## RECORDS FOR THIS TASK
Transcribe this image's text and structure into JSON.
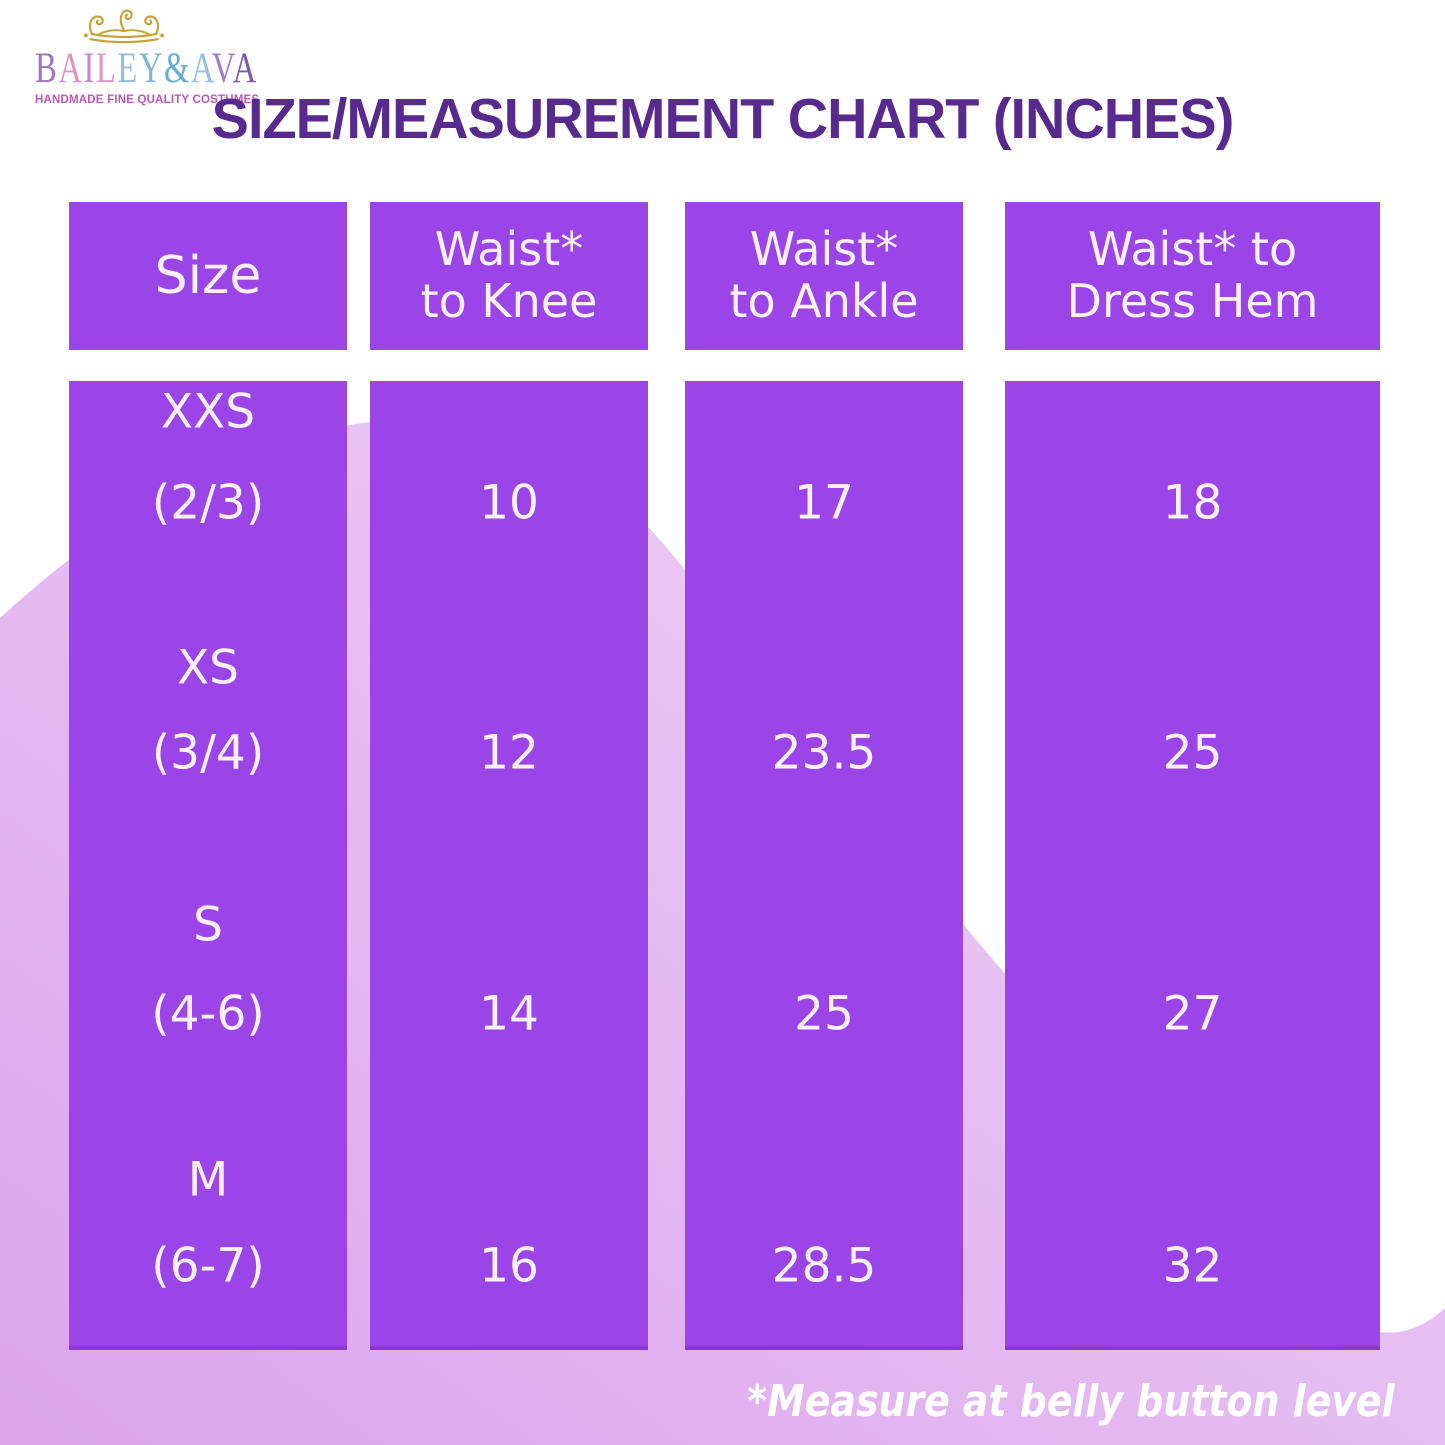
{
  "logo": {
    "letters": [
      {
        "char": "B",
        "color": "#a073c3"
      },
      {
        "char": "A",
        "color": "#dd92c8"
      },
      {
        "char": "I",
        "color": "#cc85cc"
      },
      {
        "char": "L",
        "color": "#e096cd"
      },
      {
        "char": "E",
        "color": "#93bfdf"
      },
      {
        "char": "Y",
        "color": "#7fb4dd"
      },
      {
        "char": "&",
        "color": "#64aeda"
      },
      {
        "char": "A",
        "color": "#97c0de"
      },
      {
        "char": "V",
        "color": "#9c7ec7"
      },
      {
        "char": "A",
        "color": "#7e58ab"
      }
    ],
    "tagline": "HANDMADE FINE QUALITY COSTUMES"
  },
  "title": "SIZE/MEASUREMENT CHART (INCHES)",
  "table": {
    "columns": [
      {
        "header": "Size"
      },
      {
        "line1": "Waist*",
        "line2": "to Knee"
      },
      {
        "line1": "Waist*",
        "line2": "to Ankle"
      },
      {
        "line1": "Waist* to",
        "line2": "Dress Hem"
      }
    ],
    "rows": [
      {
        "size": "XXS",
        "range": "(2/3)",
        "waist_to_knee": "10",
        "waist_to_ankle": "17",
        "waist_to_dress_hem": "18"
      },
      {
        "size": "XS",
        "range": "(3/4)",
        "waist_to_knee": "12",
        "waist_to_ankle": "23.5",
        "waist_to_dress_hem": "25"
      },
      {
        "size": "S",
        "range": "(4-6)",
        "waist_to_knee": "14",
        "waist_to_ankle": "25",
        "waist_to_dress_hem": "27"
      },
      {
        "size": "M",
        "range": "(6-7)",
        "waist_to_knee": "16",
        "waist_to_ankle": "28.5",
        "waist_to_dress_hem": "32"
      }
    ]
  },
  "footnote": "*Measure at belly button level",
  "colors": {
    "column_purple": "#9b45e8",
    "cell_text_cream": "#fbf1f8",
    "title_purple": "#582a8e",
    "blob_lavender_dark": "#dca4ec",
    "blob_lavender_light": "#eed6f7",
    "footnote_white": "#ffffff",
    "crown_gold": "#c9a235",
    "tagline_pink": "#bc57b4"
  },
  "chart_data": {
    "type": "table",
    "title": "SIZE/MEASUREMENT CHART (INCHES)",
    "units": "inches",
    "columns": [
      "Size",
      "Waist* to Knee",
      "Waist* to Ankle",
      "Waist* to Dress Hem"
    ],
    "rows": [
      [
        "XXS (2/3)",
        10,
        17,
        18
      ],
      [
        "XS (3/4)",
        12,
        23.5,
        25
      ],
      [
        "S (4-6)",
        14,
        25,
        27
      ],
      [
        "M (6-7)",
        16,
        28.5,
        32
      ]
    ],
    "footnote": "*Measure at belly button level"
  }
}
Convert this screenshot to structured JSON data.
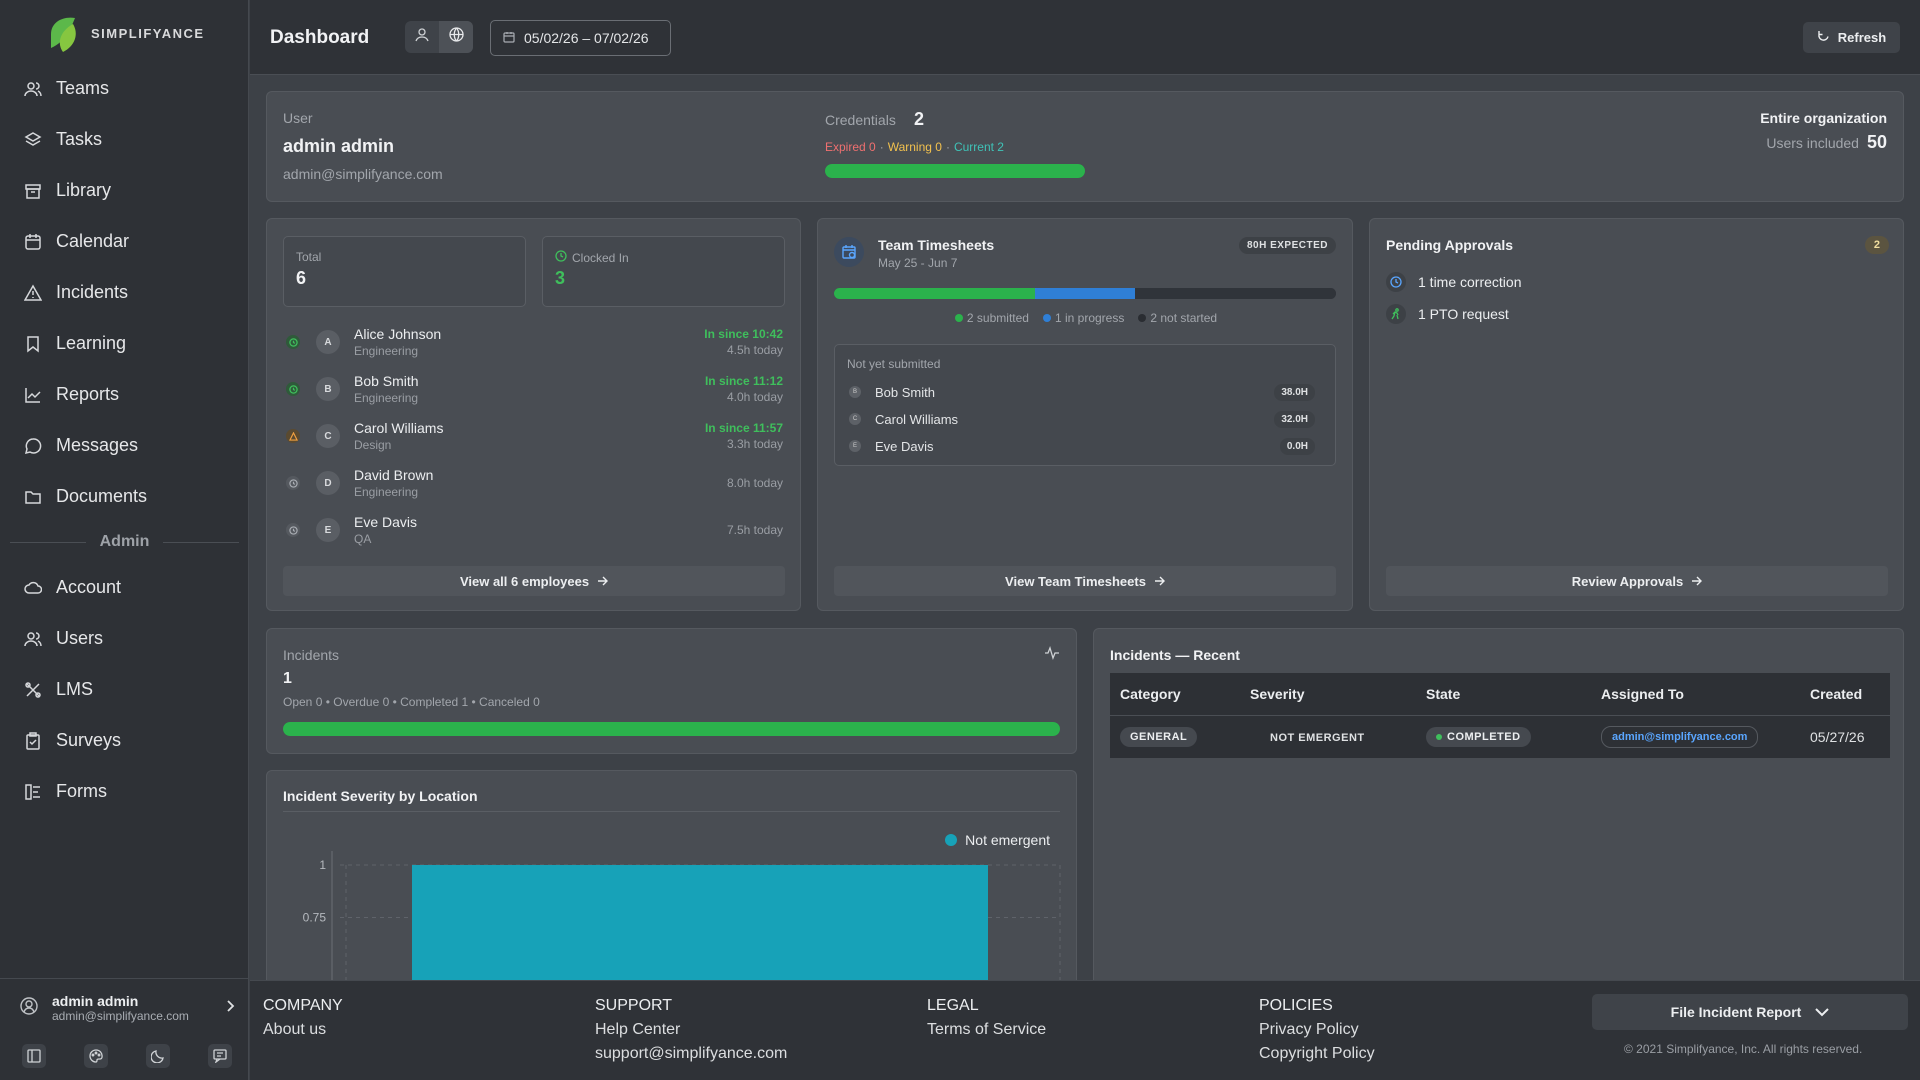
{
  "brand": {
    "name": "SIMPLIFYANCE"
  },
  "sidebar": {
    "items": [
      {
        "label": "Teams",
        "icon": "users-icon"
      },
      {
        "label": "Tasks",
        "icon": "layers-icon"
      },
      {
        "label": "Library",
        "icon": "archive-icon"
      },
      {
        "label": "Calendar",
        "icon": "calendar-icon"
      },
      {
        "label": "Incidents",
        "icon": "warning-icon"
      },
      {
        "label": "Learning",
        "icon": "bookmark-icon"
      },
      {
        "label": "Reports",
        "icon": "chart-line-icon"
      },
      {
        "label": "Messages",
        "icon": "message-icon"
      },
      {
        "label": "Documents",
        "icon": "folder-icon"
      }
    ],
    "admin_label": "Admin",
    "admin_items": [
      {
        "label": "Account",
        "icon": "cloud-icon"
      },
      {
        "label": "Users",
        "icon": "users-icon"
      },
      {
        "label": "LMS",
        "icon": "tools-icon"
      },
      {
        "label": "Surveys",
        "icon": "clipboard-icon"
      },
      {
        "label": "Forms",
        "icon": "forms-icon"
      }
    ],
    "user": {
      "name": "admin admin",
      "email": "admin@simplifyance.com"
    }
  },
  "header": {
    "title": "Dashboard",
    "date_range": "05/02/26 – 07/02/26",
    "refresh_label": "Refresh"
  },
  "user_card": {
    "label": "User",
    "name": "admin admin",
    "email": "admin@simplifyance.com",
    "credentials_label": "Credentials",
    "credentials_count": "2",
    "expired": "Expired 0",
    "warning": "Warning 0",
    "current": "Current 2",
    "current_fraction": 1.0,
    "scope": "Entire organization",
    "users_included_label": "Users included",
    "users_included": "50"
  },
  "employees_card": {
    "total_label": "Total",
    "total": "6",
    "clocked_label": "Clocked In",
    "clocked": "3",
    "rows": [
      {
        "initial": "A",
        "name": "Alice Johnson",
        "dept": "Engineering",
        "since": "In since 10:42",
        "today": "4.5h today",
        "status": "clocked"
      },
      {
        "initial": "B",
        "name": "Bob Smith",
        "dept": "Engineering",
        "since": "In since 11:12",
        "today": "4.0h today",
        "status": "clocked"
      },
      {
        "initial": "C",
        "name": "Carol Williams",
        "dept": "Design",
        "since": "In since 11:57",
        "today": "3.3h today",
        "status": "warning"
      },
      {
        "initial": "D",
        "name": "David Brown",
        "dept": "Engineering",
        "since": "",
        "today": "8.0h today",
        "status": "out"
      },
      {
        "initial": "E",
        "name": "Eve Davis",
        "dept": "QA",
        "since": "",
        "today": "7.5h today",
        "status": "out"
      }
    ],
    "view_all": "View all 6 employees"
  },
  "timesheets_card": {
    "title": "Team Timesheets",
    "range": "May 25 - Jun 7",
    "badge": "80H EXPECTED",
    "submitted": "2 submitted",
    "in_progress": "1 in progress",
    "not_started": "2 not started",
    "fractions": {
      "submitted": 0.4,
      "in_progress": 0.2,
      "not_started": 0.4
    },
    "not_yet_label": "Not yet submitted",
    "rows": [
      {
        "initial": "B",
        "name": "Bob Smith",
        "hours": "38.0H"
      },
      {
        "initial": "C",
        "name": "Carol Williams",
        "hours": "32.0H"
      },
      {
        "initial": "E",
        "name": "Eve Davis",
        "hours": "0.0H"
      }
    ],
    "view": "View Team Timesheets"
  },
  "approvals_card": {
    "title": "Pending Approvals",
    "count": "2",
    "items": [
      {
        "label": "1 time correction",
        "icon": "clock-icon"
      },
      {
        "label": "1 PTO request",
        "icon": "runner-icon"
      }
    ],
    "review": "Review Approvals"
  },
  "incidents_card": {
    "label": "Incidents",
    "count": "1",
    "breakdown": "Open 0 • Overdue 0 • Completed 1 • Canceled 0",
    "completed_fraction": 1.0
  },
  "chart": {
    "title": "Incident Severity by Location",
    "legend": "Not emergent",
    "color": "#17a2b8"
  },
  "chart_data": {
    "type": "bar",
    "title": "Incident Severity by Location",
    "series": [
      {
        "name": "Not emergent",
        "values": [
          1
        ]
      }
    ],
    "y_ticks": [
      "1",
      "0.75"
    ],
    "ylim": [
      0,
      1
    ],
    "grid": true,
    "legend": "top-right"
  },
  "recent_incidents": {
    "title": "Incidents — Recent",
    "columns": [
      "Category",
      "Severity",
      "State",
      "Assigned To",
      "Created"
    ],
    "rows": [
      {
        "category": "GENERAL",
        "severity": "NOT EMERGENT",
        "state": "COMPLETED",
        "assigned": "admin@simplifyance.com",
        "created": "05/27/26"
      }
    ]
  },
  "footer": {
    "company": {
      "heading": "COMPANY",
      "links": [
        "About us"
      ]
    },
    "support": {
      "heading": "SUPPORT",
      "links": [
        "Help Center",
        "support@simplifyance.com"
      ]
    },
    "legal": {
      "heading": "LEGAL",
      "links": [
        "Terms of Service"
      ]
    },
    "policies": {
      "heading": "POLICIES",
      "links": [
        "Privacy Policy",
        "Copyright Policy"
      ]
    },
    "file_report": "File Incident Report",
    "copyright": "© 2021 Simplifyance, Inc. All rights reserved."
  }
}
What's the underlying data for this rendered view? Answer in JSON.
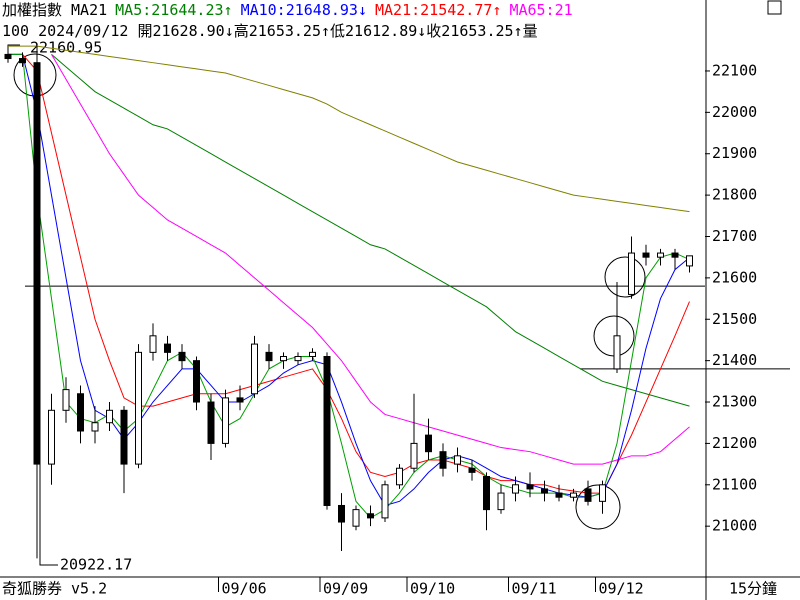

## EXERCISE BRIEF
Work out how many lines above have the string "email" in them, and give only the number.

## TASK RESPONSE
2